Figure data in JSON
______________________________
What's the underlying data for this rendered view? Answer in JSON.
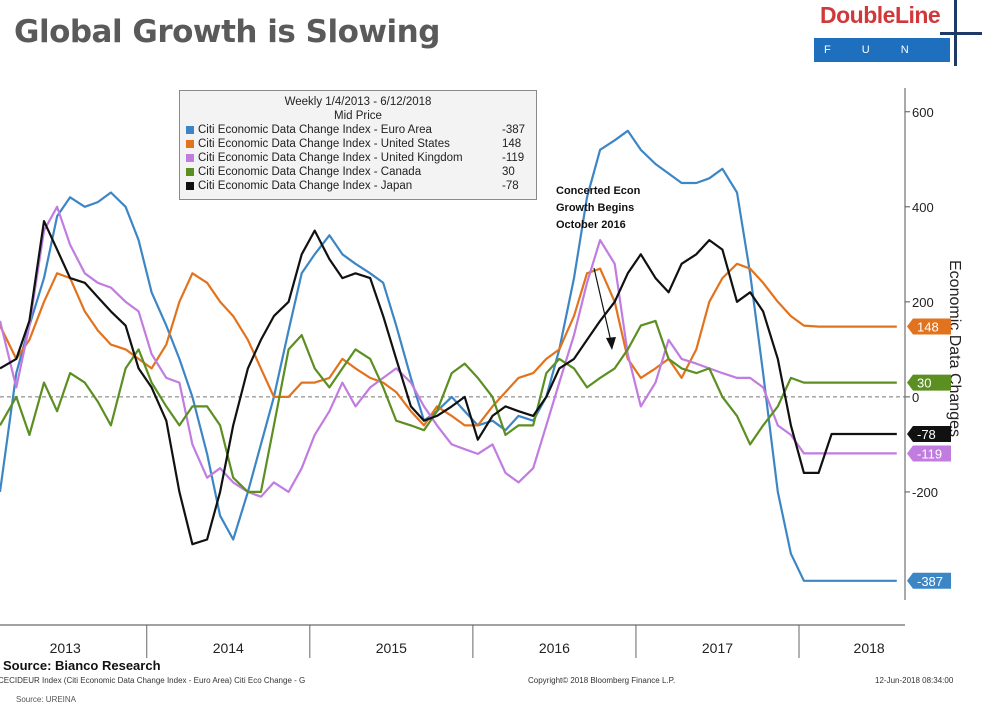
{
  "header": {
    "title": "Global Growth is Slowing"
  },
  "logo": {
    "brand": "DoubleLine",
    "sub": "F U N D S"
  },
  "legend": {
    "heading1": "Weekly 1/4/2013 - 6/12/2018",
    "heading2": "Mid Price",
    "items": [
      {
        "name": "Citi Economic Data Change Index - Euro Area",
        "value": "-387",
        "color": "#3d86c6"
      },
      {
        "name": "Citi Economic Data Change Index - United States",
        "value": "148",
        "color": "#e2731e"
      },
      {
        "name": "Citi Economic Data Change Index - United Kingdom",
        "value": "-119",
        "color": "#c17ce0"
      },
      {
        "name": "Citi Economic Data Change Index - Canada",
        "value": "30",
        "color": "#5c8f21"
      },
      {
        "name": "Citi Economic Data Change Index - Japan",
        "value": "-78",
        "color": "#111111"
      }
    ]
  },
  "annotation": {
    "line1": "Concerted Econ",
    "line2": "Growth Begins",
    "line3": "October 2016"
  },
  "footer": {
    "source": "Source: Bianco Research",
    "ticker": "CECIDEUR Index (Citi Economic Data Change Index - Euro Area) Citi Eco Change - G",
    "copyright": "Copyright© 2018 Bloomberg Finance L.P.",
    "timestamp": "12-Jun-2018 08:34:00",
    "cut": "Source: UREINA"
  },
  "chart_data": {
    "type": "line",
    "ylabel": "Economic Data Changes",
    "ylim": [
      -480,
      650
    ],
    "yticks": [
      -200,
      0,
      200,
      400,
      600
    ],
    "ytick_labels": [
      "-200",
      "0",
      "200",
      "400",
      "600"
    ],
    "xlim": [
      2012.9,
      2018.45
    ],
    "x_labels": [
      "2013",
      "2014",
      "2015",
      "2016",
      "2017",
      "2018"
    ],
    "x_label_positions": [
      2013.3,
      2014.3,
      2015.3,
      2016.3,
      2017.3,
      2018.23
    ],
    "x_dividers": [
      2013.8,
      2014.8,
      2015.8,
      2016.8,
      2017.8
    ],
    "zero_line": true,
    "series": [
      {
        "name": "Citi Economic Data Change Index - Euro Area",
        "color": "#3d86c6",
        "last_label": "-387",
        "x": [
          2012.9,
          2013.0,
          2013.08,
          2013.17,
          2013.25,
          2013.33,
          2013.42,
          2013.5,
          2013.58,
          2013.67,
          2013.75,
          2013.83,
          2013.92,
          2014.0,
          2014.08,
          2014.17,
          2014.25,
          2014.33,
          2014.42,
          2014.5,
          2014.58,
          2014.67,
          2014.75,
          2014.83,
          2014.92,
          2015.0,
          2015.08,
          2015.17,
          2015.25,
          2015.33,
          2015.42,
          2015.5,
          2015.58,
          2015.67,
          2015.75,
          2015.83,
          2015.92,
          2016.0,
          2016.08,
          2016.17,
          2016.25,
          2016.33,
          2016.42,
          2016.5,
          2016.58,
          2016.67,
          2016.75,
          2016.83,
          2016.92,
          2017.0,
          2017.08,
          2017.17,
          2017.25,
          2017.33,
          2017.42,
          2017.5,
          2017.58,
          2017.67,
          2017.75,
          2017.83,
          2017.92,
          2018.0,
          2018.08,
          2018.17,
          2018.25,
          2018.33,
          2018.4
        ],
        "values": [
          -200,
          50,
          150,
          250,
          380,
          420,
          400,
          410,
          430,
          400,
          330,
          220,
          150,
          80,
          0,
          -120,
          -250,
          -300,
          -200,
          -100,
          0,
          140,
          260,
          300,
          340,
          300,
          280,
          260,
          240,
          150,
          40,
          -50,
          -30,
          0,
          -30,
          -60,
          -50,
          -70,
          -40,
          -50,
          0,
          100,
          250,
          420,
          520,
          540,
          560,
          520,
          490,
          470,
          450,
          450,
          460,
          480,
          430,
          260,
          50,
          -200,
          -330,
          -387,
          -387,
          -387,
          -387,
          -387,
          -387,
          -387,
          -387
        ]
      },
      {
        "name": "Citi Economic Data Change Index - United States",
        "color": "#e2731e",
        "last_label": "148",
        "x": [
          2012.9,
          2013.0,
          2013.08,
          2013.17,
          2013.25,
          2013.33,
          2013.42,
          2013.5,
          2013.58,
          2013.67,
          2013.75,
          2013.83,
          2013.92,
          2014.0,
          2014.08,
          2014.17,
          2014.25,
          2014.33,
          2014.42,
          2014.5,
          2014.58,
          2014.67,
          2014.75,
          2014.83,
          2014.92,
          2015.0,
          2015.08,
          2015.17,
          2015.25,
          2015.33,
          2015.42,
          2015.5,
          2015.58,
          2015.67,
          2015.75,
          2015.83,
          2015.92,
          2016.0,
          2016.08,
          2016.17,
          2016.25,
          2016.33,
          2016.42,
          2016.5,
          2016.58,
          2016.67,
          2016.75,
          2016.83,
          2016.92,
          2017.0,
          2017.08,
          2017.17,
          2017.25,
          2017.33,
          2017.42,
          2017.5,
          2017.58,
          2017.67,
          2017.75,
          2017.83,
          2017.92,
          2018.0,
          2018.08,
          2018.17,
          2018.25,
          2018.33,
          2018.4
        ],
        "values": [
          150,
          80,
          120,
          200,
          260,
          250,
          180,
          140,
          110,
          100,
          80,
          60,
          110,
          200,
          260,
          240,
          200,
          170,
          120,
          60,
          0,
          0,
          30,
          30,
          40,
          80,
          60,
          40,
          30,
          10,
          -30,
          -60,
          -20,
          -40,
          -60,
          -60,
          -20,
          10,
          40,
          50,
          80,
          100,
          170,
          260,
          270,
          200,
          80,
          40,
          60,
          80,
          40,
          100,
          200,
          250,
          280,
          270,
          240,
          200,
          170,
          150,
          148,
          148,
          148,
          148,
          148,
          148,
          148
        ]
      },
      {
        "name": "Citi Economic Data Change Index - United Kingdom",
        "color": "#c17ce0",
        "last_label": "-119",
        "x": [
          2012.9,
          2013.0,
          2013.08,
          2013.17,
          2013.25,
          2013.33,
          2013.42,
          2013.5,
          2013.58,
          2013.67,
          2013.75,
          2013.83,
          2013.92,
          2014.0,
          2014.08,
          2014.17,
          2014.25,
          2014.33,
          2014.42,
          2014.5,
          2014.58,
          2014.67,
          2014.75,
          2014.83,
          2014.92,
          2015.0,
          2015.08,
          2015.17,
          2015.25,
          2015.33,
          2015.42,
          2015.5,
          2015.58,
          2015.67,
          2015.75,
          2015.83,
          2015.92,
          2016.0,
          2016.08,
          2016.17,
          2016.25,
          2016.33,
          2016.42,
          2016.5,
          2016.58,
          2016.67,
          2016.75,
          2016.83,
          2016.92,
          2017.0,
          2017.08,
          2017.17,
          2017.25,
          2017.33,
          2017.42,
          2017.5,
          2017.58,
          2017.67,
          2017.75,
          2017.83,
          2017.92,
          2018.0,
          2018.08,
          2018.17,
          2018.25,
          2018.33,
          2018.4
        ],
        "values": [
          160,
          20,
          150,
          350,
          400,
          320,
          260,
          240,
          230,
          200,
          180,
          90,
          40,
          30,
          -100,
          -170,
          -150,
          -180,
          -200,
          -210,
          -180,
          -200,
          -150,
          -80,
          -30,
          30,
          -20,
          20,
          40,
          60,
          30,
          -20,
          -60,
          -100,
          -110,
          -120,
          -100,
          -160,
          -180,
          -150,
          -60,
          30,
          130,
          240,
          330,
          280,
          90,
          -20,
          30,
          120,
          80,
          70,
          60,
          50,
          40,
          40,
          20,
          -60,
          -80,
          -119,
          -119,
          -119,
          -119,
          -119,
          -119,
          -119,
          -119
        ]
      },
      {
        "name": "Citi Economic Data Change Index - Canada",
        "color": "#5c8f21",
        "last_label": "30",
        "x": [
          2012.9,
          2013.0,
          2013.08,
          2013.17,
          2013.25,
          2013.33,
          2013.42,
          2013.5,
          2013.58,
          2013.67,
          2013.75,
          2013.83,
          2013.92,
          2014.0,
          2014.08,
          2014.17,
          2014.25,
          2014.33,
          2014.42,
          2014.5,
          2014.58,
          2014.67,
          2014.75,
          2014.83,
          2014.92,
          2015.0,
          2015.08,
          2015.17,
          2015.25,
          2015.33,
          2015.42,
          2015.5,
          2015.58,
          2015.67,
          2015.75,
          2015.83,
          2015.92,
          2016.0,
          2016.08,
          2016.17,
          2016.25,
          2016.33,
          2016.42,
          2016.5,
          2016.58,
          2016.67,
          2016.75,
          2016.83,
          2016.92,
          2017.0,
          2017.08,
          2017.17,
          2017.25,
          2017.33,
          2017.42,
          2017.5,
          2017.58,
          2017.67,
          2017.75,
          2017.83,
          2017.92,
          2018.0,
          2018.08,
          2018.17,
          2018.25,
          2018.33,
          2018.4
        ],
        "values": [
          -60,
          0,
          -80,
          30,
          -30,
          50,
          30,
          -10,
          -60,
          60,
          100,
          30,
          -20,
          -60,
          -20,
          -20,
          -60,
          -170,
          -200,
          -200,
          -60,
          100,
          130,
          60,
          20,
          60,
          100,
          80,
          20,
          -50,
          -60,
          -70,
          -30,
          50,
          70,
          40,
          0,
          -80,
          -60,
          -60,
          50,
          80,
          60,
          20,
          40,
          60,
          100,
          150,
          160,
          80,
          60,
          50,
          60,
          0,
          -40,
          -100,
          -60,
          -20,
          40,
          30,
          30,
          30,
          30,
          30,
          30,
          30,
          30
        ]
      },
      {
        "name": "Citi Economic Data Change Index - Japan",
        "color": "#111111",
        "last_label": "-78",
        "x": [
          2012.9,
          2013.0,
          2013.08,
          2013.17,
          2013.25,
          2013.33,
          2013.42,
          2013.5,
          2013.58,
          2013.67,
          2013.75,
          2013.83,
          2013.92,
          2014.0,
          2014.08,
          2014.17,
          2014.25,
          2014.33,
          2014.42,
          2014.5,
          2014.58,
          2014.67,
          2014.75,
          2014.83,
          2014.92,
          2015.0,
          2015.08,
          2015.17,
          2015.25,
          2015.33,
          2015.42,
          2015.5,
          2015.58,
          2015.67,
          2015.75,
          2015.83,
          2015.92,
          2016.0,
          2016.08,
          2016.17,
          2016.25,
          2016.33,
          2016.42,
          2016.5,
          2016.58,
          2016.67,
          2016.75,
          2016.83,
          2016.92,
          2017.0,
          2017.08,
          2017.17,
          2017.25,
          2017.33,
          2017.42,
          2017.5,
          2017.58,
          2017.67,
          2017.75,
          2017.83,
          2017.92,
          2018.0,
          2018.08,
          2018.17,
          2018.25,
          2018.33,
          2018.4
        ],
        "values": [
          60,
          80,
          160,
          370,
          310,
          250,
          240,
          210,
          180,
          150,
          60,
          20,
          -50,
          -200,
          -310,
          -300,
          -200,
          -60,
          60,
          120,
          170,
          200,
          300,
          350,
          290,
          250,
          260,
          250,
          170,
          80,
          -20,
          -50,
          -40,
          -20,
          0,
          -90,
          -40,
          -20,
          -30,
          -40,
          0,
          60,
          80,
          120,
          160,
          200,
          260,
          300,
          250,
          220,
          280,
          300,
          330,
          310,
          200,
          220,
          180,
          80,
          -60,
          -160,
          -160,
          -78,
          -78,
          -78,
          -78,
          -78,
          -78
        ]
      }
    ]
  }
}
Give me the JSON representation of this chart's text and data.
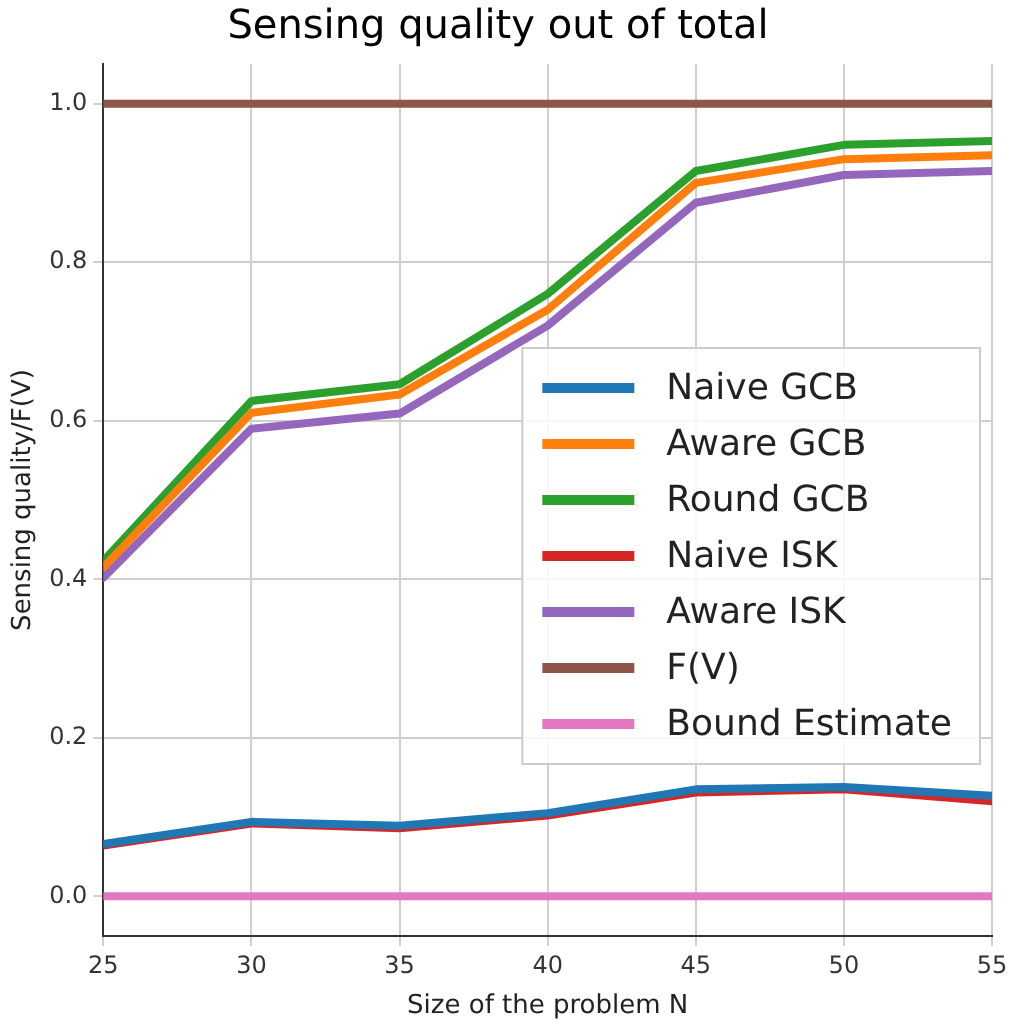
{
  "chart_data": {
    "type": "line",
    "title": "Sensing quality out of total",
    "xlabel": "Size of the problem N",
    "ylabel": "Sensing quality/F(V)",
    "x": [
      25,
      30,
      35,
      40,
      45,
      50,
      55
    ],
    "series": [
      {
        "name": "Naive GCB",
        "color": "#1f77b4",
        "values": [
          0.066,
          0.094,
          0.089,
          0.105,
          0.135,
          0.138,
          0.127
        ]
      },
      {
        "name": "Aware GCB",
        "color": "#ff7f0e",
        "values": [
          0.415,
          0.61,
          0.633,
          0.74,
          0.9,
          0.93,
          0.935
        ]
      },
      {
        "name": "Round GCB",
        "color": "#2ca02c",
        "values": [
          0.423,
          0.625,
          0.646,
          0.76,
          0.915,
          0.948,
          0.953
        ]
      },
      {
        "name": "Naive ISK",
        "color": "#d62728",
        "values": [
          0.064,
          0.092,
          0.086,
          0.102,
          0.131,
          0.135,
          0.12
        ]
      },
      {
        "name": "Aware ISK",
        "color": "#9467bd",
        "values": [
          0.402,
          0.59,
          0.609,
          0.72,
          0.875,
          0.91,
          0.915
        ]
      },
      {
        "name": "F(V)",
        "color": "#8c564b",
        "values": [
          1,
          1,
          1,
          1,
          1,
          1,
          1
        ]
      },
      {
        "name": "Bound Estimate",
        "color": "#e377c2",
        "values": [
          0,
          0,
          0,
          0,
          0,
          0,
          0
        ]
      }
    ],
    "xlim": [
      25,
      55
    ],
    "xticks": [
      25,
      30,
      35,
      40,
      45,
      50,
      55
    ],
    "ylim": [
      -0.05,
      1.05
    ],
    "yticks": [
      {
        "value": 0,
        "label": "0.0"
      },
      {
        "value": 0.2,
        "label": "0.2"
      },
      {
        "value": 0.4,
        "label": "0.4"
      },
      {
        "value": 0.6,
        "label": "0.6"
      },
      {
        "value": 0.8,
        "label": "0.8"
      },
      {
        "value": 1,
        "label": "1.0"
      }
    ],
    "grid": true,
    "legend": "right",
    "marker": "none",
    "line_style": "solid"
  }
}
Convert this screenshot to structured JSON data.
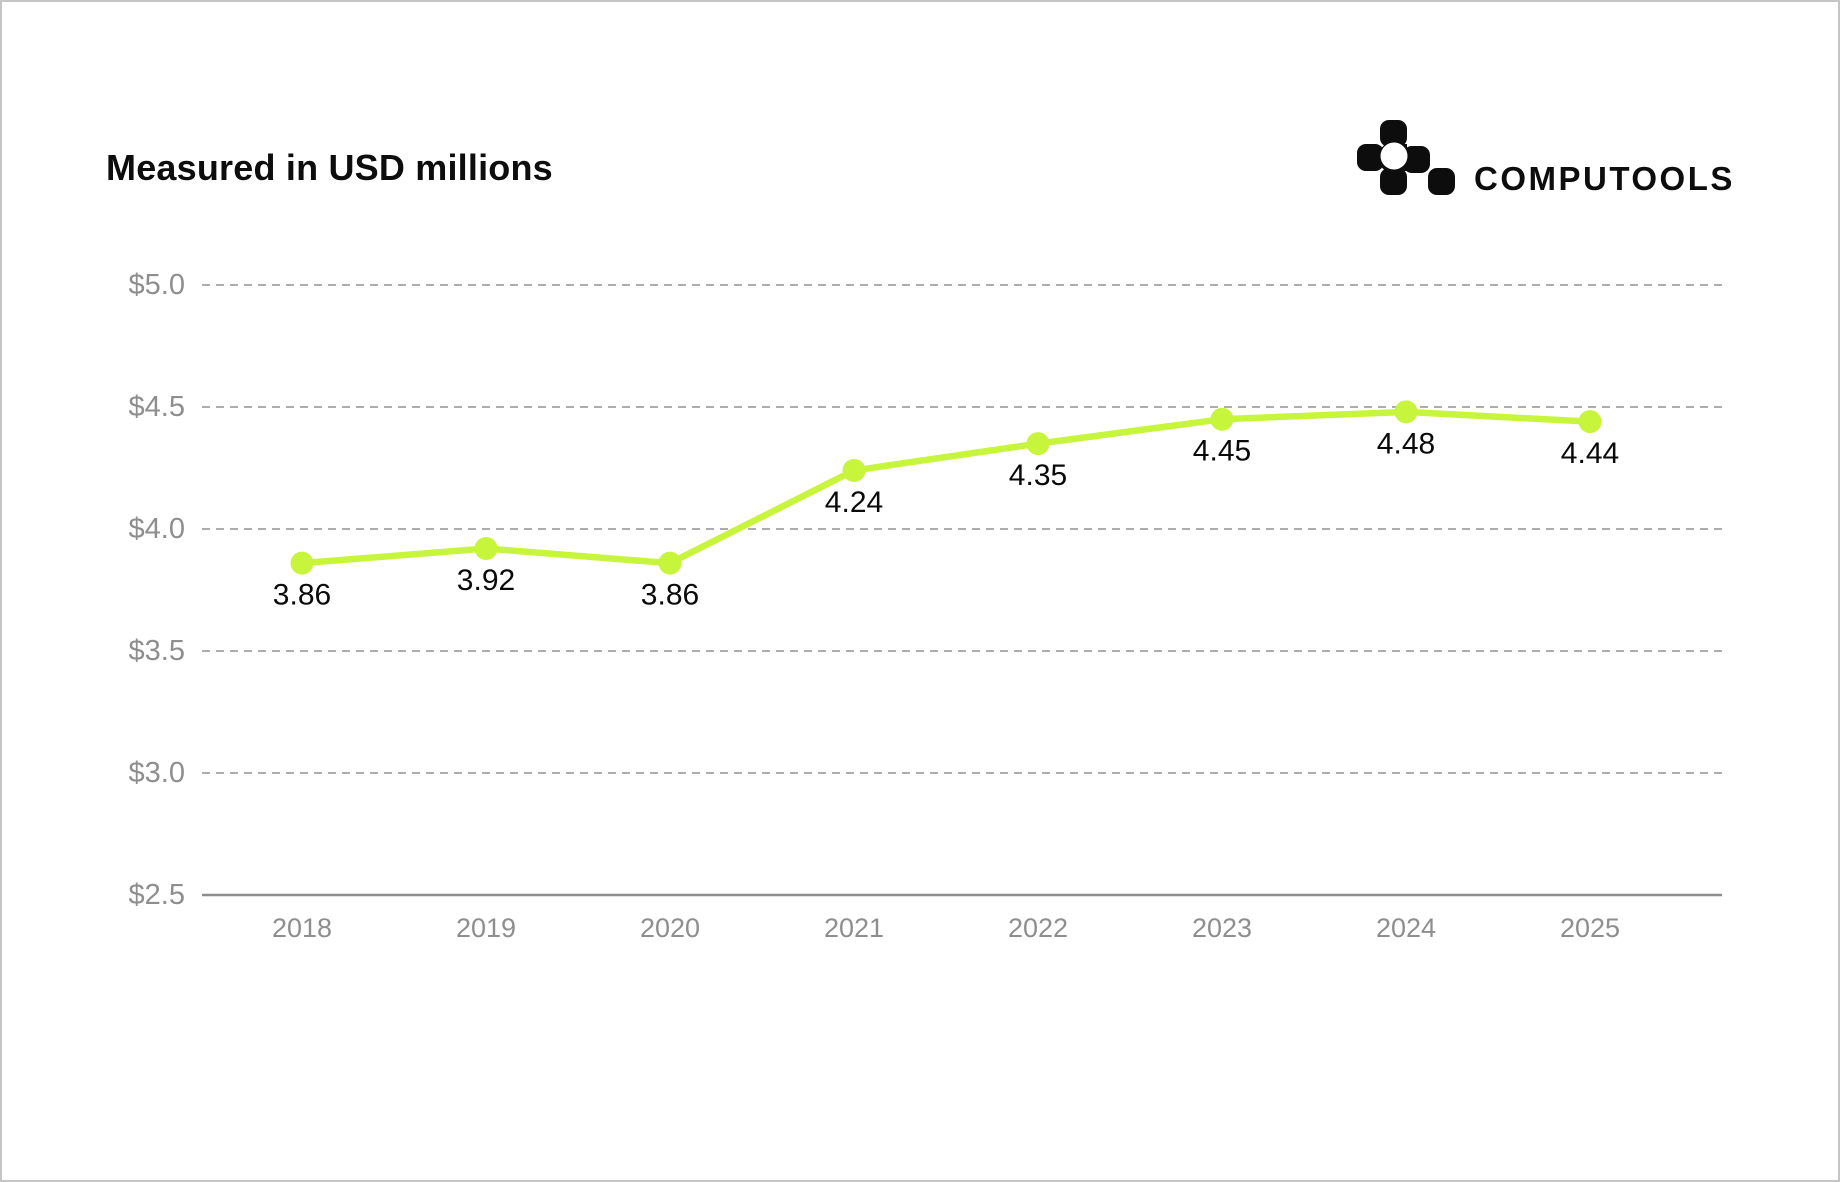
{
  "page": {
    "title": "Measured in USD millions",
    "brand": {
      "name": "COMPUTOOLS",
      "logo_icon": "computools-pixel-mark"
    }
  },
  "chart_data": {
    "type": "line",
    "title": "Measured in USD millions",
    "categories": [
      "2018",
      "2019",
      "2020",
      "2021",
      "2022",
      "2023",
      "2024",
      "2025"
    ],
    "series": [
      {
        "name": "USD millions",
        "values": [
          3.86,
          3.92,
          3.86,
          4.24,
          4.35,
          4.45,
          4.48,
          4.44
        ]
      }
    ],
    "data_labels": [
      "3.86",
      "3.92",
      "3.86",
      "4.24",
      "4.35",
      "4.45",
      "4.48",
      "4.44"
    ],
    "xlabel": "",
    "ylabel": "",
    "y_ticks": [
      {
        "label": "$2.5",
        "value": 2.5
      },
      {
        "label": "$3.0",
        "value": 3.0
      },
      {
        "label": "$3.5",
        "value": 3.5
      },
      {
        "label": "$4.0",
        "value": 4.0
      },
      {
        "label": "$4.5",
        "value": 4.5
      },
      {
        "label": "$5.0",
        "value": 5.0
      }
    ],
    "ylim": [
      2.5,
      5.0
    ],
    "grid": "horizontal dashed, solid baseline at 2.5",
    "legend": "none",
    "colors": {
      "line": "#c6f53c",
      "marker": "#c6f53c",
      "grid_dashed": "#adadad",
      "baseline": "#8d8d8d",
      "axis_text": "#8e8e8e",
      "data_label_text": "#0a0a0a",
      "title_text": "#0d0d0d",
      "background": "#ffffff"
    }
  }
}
______________________________
WRITTEN TASK: Only the lines from the one that contains "Convert this screenshot" to the end of the records, inclusive, are to be quoted exactly, with pictures excluded.

CORRECT RESPONSE:
Convert this screenshot to structured JSON data.
{
  "page": {
    "title": "Measured in USD millions",
    "brand": {
      "name": "COMPUTOOLS",
      "logo_icon": "computools-pixel-mark"
    }
  },
  "chart_data": {
    "type": "line",
    "title": "Measured in USD millions",
    "categories": [
      "2018",
      "2019",
      "2020",
      "2021",
      "2022",
      "2023",
      "2024",
      "2025"
    ],
    "series": [
      {
        "name": "USD millions",
        "values": [
          3.86,
          3.92,
          3.86,
          4.24,
          4.35,
          4.45,
          4.48,
          4.44
        ]
      }
    ],
    "data_labels": [
      "3.86",
      "3.92",
      "3.86",
      "4.24",
      "4.35",
      "4.45",
      "4.48",
      "4.44"
    ],
    "xlabel": "",
    "ylabel": "",
    "y_ticks": [
      {
        "label": "$2.5",
        "value": 2.5
      },
      {
        "label": "$3.0",
        "value": 3.0
      },
      {
        "label": "$3.5",
        "value": 3.5
      },
      {
        "label": "$4.0",
        "value": 4.0
      },
      {
        "label": "$4.5",
        "value": 4.5
      },
      {
        "label": "$5.0",
        "value": 5.0
      }
    ],
    "ylim": [
      2.5,
      5.0
    ],
    "grid": "horizontal dashed, solid baseline at 2.5",
    "legend": "none",
    "colors": {
      "line": "#c6f53c",
      "marker": "#c6f53c",
      "grid_dashed": "#adadad",
      "baseline": "#8d8d8d",
      "axis_text": "#8e8e8e",
      "data_label_text": "#0a0a0a",
      "title_text": "#0d0d0d",
      "background": "#ffffff"
    }
  }
}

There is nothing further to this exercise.